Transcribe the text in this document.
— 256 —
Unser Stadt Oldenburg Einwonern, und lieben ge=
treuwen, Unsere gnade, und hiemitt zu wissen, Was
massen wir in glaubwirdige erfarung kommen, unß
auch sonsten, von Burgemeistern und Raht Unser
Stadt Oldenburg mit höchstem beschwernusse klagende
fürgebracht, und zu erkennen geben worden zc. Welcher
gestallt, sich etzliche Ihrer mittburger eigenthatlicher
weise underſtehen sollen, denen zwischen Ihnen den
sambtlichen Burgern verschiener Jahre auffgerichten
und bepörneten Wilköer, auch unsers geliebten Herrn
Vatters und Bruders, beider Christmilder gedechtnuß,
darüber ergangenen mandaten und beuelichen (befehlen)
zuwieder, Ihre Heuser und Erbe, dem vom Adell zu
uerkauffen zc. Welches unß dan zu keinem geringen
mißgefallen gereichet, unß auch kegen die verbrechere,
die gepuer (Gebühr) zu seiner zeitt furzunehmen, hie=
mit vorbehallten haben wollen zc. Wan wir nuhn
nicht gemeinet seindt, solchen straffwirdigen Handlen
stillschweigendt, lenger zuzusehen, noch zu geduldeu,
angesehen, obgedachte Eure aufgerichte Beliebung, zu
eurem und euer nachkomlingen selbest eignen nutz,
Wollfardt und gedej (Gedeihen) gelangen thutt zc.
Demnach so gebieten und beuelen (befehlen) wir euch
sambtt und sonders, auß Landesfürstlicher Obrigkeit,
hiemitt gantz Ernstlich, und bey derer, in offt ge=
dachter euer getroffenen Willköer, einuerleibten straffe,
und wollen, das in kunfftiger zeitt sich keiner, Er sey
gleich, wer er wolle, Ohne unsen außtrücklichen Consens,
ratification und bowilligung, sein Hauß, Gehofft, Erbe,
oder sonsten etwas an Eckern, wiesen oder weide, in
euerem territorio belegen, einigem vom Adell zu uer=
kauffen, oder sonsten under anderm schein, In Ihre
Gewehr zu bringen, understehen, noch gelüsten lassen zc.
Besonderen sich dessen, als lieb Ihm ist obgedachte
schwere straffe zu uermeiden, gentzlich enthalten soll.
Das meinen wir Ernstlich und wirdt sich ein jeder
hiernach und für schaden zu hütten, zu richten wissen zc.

= = = =

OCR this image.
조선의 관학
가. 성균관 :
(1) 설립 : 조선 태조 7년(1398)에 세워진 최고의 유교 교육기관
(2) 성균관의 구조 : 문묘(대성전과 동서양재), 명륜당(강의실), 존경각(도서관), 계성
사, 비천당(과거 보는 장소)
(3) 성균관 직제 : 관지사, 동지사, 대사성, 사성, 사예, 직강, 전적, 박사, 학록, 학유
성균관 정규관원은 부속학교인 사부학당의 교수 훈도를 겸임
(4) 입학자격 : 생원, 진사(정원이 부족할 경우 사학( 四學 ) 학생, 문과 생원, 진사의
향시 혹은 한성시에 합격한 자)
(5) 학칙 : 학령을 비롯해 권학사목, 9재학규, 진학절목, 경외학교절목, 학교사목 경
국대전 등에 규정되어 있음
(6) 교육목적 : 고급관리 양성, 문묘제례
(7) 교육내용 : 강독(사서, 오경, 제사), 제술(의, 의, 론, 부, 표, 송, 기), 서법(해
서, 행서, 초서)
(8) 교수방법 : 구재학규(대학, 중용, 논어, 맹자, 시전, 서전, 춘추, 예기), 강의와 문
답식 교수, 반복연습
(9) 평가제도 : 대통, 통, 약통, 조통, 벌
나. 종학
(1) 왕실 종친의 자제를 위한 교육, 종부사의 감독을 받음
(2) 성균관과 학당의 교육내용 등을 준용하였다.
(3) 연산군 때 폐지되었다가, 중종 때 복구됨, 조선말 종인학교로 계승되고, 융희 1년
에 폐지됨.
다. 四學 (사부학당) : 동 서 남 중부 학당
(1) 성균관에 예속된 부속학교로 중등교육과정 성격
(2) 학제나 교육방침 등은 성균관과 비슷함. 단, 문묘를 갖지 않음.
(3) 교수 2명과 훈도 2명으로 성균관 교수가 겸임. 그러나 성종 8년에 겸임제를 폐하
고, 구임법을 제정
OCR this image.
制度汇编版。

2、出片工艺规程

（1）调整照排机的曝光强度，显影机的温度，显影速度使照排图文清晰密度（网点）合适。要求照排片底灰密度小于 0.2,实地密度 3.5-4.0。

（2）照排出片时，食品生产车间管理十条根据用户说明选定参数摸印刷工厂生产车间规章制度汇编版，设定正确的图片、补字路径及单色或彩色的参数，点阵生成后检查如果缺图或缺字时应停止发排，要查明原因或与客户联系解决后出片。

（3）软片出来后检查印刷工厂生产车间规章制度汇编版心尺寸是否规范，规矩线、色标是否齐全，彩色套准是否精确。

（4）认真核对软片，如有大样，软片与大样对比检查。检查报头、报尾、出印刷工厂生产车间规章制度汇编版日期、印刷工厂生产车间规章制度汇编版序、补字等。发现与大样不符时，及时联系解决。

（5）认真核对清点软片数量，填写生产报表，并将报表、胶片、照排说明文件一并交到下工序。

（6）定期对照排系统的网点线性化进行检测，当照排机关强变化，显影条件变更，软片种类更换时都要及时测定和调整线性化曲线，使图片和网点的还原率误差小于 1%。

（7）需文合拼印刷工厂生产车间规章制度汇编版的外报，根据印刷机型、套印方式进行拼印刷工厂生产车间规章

= = = =

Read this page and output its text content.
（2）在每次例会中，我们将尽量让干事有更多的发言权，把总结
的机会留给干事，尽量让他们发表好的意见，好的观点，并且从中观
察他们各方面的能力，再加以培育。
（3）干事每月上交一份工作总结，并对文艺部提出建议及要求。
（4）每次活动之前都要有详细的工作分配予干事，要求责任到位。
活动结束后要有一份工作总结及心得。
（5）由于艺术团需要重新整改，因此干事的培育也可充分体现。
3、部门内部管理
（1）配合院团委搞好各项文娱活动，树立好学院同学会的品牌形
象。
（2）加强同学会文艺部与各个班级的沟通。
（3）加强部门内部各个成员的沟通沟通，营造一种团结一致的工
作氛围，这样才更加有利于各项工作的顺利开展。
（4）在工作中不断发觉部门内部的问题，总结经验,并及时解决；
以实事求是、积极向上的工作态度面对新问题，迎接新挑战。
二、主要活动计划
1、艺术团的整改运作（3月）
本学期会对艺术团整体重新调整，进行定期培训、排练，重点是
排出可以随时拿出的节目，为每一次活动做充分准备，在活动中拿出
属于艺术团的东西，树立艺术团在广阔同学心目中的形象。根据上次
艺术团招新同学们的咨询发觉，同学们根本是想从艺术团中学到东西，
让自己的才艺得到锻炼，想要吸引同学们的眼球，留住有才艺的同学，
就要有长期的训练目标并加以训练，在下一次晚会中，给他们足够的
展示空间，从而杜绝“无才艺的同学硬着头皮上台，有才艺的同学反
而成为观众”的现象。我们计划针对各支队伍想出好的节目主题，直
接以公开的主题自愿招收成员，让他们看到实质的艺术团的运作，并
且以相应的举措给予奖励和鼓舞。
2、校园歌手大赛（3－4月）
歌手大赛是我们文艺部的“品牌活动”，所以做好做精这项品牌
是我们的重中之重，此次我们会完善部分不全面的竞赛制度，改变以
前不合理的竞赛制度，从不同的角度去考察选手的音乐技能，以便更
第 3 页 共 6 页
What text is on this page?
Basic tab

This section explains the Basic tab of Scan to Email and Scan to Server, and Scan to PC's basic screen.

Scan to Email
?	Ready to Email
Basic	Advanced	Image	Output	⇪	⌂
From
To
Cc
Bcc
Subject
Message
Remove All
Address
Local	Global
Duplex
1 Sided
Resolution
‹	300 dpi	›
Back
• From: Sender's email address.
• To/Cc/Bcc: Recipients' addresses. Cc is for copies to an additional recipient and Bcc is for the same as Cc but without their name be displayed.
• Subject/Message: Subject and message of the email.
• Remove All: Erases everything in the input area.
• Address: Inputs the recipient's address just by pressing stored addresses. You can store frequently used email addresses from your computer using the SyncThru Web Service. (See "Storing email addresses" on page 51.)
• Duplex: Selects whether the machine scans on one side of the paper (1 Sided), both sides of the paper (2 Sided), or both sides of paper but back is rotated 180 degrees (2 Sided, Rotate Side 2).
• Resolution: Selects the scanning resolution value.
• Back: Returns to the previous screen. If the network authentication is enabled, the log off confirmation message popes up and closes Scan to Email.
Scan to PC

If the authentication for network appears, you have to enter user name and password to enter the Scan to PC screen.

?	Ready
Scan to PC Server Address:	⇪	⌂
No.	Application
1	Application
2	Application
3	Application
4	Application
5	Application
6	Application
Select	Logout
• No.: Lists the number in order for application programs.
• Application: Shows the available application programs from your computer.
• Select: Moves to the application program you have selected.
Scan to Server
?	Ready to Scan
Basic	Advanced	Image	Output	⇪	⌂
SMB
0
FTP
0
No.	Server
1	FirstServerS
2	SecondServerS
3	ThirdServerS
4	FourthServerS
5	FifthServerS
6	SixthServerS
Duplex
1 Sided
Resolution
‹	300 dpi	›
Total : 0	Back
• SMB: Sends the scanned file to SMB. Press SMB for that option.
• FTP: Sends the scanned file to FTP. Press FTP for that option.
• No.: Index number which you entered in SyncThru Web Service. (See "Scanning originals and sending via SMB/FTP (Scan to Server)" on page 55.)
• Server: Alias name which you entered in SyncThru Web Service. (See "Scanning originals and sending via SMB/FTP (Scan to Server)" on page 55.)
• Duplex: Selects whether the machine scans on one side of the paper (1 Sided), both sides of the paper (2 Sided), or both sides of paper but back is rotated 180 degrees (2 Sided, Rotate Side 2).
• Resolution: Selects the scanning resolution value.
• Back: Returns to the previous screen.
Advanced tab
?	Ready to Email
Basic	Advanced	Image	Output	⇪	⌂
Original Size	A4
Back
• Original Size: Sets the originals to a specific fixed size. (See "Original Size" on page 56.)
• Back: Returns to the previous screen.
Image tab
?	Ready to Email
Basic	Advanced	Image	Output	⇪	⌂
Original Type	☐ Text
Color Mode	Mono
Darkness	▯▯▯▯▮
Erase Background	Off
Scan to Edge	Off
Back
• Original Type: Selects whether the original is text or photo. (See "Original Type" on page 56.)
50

= = = =

▸ **EXERCISE**
Scan the material above for the string "wissen" and report each line where you find it.

▸ **EXPECTED ANSWER**
treuwen, Unsere gnade, und hiemitt zu wissen, Was
hiernach und für schaden zu hütten, zu richten wissen zc.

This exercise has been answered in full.